**Problem requirements**
Please give the entries again in full and exactly, without any picture.
↓↓↓
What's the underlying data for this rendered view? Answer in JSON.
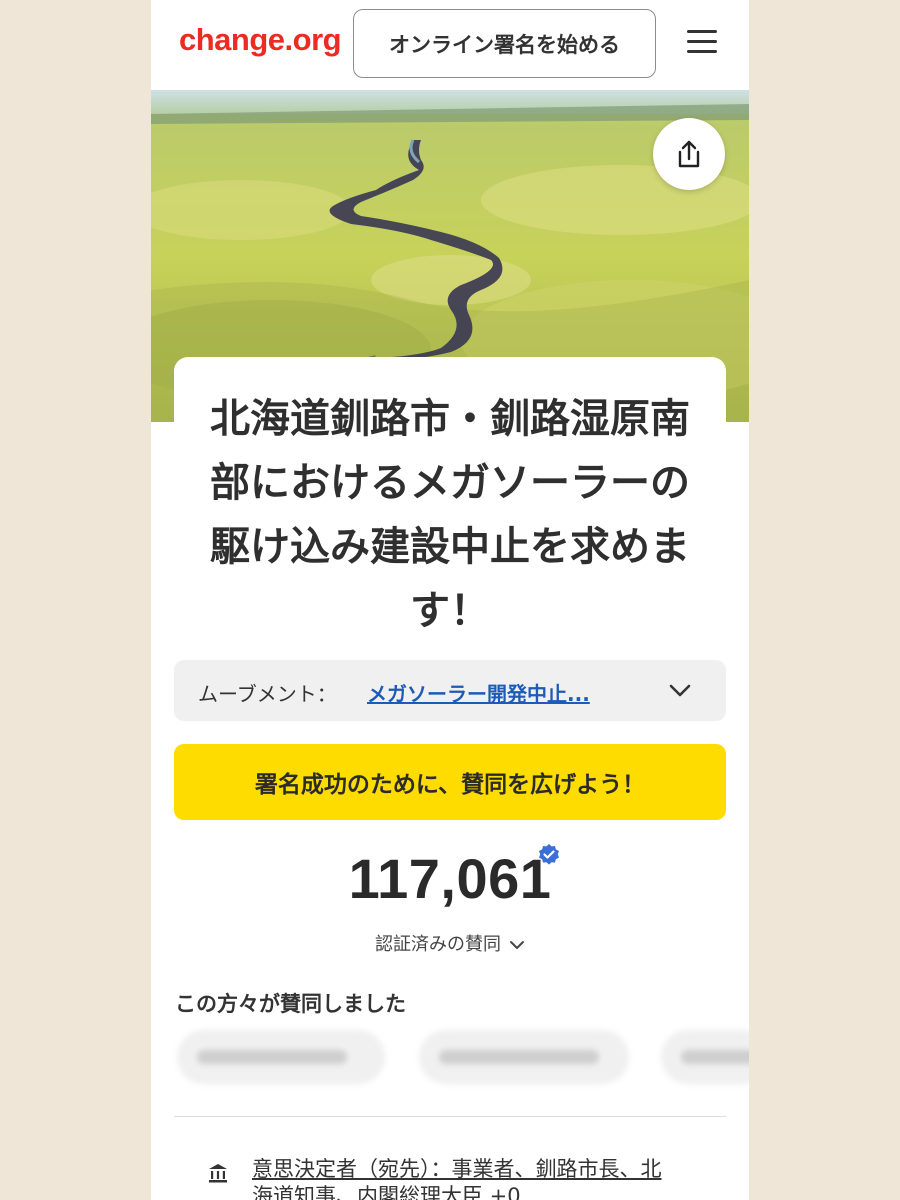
{
  "header": {
    "logo": "change.org",
    "start_button": "オンライン署名を始める",
    "menu_icon": "hamburger-menu-icon"
  },
  "hero": {
    "share_icon": "share-icon"
  },
  "petition": {
    "title": "北海道釧路市・釧路湿原南部におけるメガソーラーの駆け込み建設中止を求めます！"
  },
  "movement": {
    "label": "ムーブメント：",
    "link": "メガソーラー開発中止..."
  },
  "cta": {
    "label": "署名成功のために、賛同を広げよう！"
  },
  "signatures": {
    "count": "117,061",
    "verified_label": "認証済みの賛同",
    "verified_icon": "verified-badge-icon"
  },
  "supporters": {
    "heading": "この方々が賛同しました"
  },
  "decision_makers": {
    "icon": "institution-icon",
    "text": "意思決定者（宛先）：事業者、釧路市長、北海道知事、内閣総理大臣 +0"
  },
  "colors": {
    "brand_red": "#ec2c22",
    "cta_yellow": "#ffdc00",
    "link_blue": "#1e5bb8",
    "verified_blue": "#3b6fd8"
  }
}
↑↑↑
**Full solution**
What's the underlying data for this rendered view? Answer in JSON.
{
  "header": {
    "logo": "change.org",
    "start_button": "オンライン署名を始める",
    "menu_icon": "hamburger-menu-icon"
  },
  "hero": {
    "share_icon": "share-icon"
  },
  "petition": {
    "title": "北海道釧路市・釧路湿原南部におけるメガソーラーの駆け込み建設中止を求めます！"
  },
  "movement": {
    "label": "ムーブメント：",
    "link": "メガソーラー開発中止..."
  },
  "cta": {
    "label": "署名成功のために、賛同を広げよう！"
  },
  "signatures": {
    "count": "117,061",
    "verified_label": "認証済みの賛同",
    "verified_icon": "verified-badge-icon"
  },
  "supporters": {
    "heading": "この方々が賛同しました"
  },
  "decision_makers": {
    "icon": "institution-icon",
    "text": "意思決定者（宛先）：事業者、釧路市長、北海道知事、内閣総理大臣 +0"
  },
  "colors": {
    "brand_red": "#ec2c22",
    "cta_yellow": "#ffdc00",
    "link_blue": "#1e5bb8",
    "verified_blue": "#3b6fd8"
  }
}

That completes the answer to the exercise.